Start of RAW RECORDS
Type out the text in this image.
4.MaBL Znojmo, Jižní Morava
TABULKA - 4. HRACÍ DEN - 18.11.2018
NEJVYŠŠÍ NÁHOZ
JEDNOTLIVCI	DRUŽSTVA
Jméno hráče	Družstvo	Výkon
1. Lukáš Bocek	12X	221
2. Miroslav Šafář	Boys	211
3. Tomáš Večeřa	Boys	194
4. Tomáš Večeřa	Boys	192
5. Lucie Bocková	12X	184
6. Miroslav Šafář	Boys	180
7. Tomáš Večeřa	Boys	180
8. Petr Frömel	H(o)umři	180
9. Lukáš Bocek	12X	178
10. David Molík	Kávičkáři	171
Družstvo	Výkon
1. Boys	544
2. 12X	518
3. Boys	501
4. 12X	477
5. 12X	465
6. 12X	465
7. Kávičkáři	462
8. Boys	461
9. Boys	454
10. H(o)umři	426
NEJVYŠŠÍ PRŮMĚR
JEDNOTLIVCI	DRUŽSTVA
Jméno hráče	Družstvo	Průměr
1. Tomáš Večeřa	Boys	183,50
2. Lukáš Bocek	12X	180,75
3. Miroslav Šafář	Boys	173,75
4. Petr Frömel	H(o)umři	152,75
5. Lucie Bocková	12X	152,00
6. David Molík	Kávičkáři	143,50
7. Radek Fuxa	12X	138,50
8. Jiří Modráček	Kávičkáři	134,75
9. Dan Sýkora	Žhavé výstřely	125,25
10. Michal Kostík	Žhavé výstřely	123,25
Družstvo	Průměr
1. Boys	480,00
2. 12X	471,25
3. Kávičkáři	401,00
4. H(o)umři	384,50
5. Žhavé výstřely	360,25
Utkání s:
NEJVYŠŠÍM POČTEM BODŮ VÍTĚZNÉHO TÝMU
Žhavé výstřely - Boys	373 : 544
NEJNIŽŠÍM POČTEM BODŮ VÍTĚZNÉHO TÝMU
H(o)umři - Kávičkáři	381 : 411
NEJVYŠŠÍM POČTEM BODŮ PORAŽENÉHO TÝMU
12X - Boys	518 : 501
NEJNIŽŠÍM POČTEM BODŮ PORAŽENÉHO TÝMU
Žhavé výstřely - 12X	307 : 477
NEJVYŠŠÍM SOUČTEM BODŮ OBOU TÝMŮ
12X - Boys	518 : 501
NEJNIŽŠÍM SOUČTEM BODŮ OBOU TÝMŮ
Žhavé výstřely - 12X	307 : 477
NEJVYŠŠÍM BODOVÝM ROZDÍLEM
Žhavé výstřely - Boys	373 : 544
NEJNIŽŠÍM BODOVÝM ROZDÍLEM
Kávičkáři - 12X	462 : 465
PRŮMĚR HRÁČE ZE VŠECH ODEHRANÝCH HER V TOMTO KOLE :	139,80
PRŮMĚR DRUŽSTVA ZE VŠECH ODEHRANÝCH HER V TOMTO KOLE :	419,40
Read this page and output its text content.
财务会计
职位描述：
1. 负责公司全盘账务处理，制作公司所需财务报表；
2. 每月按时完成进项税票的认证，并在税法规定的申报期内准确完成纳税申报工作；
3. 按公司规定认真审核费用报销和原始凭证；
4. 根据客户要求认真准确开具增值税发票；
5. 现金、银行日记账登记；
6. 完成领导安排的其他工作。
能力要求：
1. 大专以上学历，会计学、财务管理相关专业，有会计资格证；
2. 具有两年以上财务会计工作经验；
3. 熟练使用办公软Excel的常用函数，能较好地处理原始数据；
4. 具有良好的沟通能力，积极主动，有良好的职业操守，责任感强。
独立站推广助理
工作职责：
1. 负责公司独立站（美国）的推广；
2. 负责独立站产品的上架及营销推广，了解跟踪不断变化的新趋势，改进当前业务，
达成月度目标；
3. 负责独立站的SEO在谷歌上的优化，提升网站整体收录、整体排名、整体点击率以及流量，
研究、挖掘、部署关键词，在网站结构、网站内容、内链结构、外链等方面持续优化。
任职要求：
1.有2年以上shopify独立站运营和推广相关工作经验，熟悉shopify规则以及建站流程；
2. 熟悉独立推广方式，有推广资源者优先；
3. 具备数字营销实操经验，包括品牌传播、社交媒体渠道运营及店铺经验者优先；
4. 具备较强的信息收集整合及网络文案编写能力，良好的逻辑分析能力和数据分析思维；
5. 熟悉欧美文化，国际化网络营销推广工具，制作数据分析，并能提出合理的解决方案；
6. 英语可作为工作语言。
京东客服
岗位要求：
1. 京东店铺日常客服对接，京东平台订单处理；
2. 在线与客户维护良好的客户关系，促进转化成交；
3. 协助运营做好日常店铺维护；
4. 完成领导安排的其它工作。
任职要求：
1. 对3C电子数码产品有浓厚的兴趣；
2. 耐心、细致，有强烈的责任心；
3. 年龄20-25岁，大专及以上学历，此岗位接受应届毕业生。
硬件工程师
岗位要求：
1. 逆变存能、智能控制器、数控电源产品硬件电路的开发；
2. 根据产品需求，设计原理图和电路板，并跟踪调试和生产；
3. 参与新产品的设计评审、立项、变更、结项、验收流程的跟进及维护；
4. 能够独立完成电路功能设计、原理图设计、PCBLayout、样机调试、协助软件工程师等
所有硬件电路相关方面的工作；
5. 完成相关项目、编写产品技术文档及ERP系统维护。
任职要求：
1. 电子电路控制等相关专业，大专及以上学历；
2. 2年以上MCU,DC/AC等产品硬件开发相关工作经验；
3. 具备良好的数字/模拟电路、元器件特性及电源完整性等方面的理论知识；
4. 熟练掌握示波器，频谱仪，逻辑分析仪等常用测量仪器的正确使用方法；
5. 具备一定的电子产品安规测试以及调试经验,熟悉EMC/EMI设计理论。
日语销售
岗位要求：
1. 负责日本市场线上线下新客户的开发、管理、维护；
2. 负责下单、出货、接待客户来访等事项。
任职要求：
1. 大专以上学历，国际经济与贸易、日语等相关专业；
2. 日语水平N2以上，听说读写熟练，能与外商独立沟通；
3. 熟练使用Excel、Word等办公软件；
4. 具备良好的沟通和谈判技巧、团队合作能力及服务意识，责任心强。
End of RAW RECORDS
DESCRIPTION OF THE TASK =>
Give back, exactly as written, the lines from the one with "Read this page and output its text content." to the last line.

EXERCISE RESULT =>
Read this page and output its text content.
财务会计
职位描述：
1. 负责公司全盘账务处理，制作公司所需财务报表；
2. 每月按时完成进项税票的认证，并在税法规定的申报期内准确完成纳税申报工作；
3. 按公司规定认真审核费用报销和原始凭证；
4. 根据客户要求认真准确开具增值税发票；
5. 现金、银行日记账登记；
6. 完成领导安排的其他工作。
能力要求：
1. 大专以上学历，会计学、财务管理相关专业，有会计资格证；
2. 具有两年以上财务会计工作经验；
3. 熟练使用办公软Excel的常用函数，能较好地处理原始数据；
4. 具有良好的沟通能力，积极主动，有良好的职业操守，责任感强。
独立站推广助理
工作职责：
1. 负责公司独立站（美国）的推广；
2. 负责独立站产品的上架及营销推广，了解跟踪不断变化的新趋势，改进当前业务，
达成月度目标；
3. 负责独立站的SEO在谷歌上的优化，提升网站整体收录、整体排名、整体点击率以及流量，
研究、挖掘、部署关键词，在网站结构、网站内容、内链结构、外链等方面持续优化。
任职要求：
1.有2年以上shopify独立站运营和推广相关工作经验，熟悉shopify规则以及建站流程；
2. 熟悉独立推广方式，有推广资源者优先；
3. 具备数字营销实操经验，包括品牌传播、社交媒体渠道运营及店铺经验者优先；
4. 具备较强的信息收集整合及网络文案编写能力，良好的逻辑分析能力和数据分析思维；
5. 熟悉欧美文化，国际化网络营销推广工具，制作数据分析，并能提出合理的解决方案；
6. 英语可作为工作语言。
京东客服
岗位要求：
1. 京东店铺日常客服对接，京东平台订单处理；
2. 在线与客户维护良好的客户关系，促进转化成交；
3. 协助运营做好日常店铺维护；
4. 完成领导安排的其它工作。
任职要求：
1. 对3C电子数码产品有浓厚的兴趣；
2. 耐心、细致，有强烈的责任心；
3. 年龄20-25岁，大专及以上学历，此岗位接受应届毕业生。
硬件工程师
岗位要求：
1. 逆变存能、智能控制器、数控电源产品硬件电路的开发；
2. 根据产品需求，设计原理图和电路板，并跟踪调试和生产；
3. 参与新产品的设计评审、立项、变更、结项、验收流程的跟进及维护；
4. 能够独立完成电路功能设计、原理图设计、PCBLayout、样机调试、协助软件工程师等
所有硬件电路相关方面的工作；
5. 完成相关项目、编写产品技术文档及ERP系统维护。
任职要求：
1. 电子电路控制等相关专业，大专及以上学历；
2. 2年以上MCU,DC/AC等产品硬件开发相关工作经验；
3. 具备良好的数字/模拟电路、元器件特性及电源完整性等方面的理论知识；
4. 熟练掌握示波器，频谱仪，逻辑分析仪等常用测量仪器的正确使用方法；
5. 具备一定的电子产品安规测试以及调试经验,熟悉EMC/EMI设计理论。
日语销售
岗位要求：
1. 负责日本市场线上线下新客户的开发、管理、维护；
2. 负责下单、出货、接待客户来访等事项。
任职要求：
1. 大专以上学历，国际经济与贸易、日语等相关专业；
2. 日语水平N2以上，听说读写熟练，能与外商独立沟通；
3. 熟练使用Excel、Word等办公软件；
4. 具备良好的沟通和谈判技巧、团队合作能力及服务意识，责任心强。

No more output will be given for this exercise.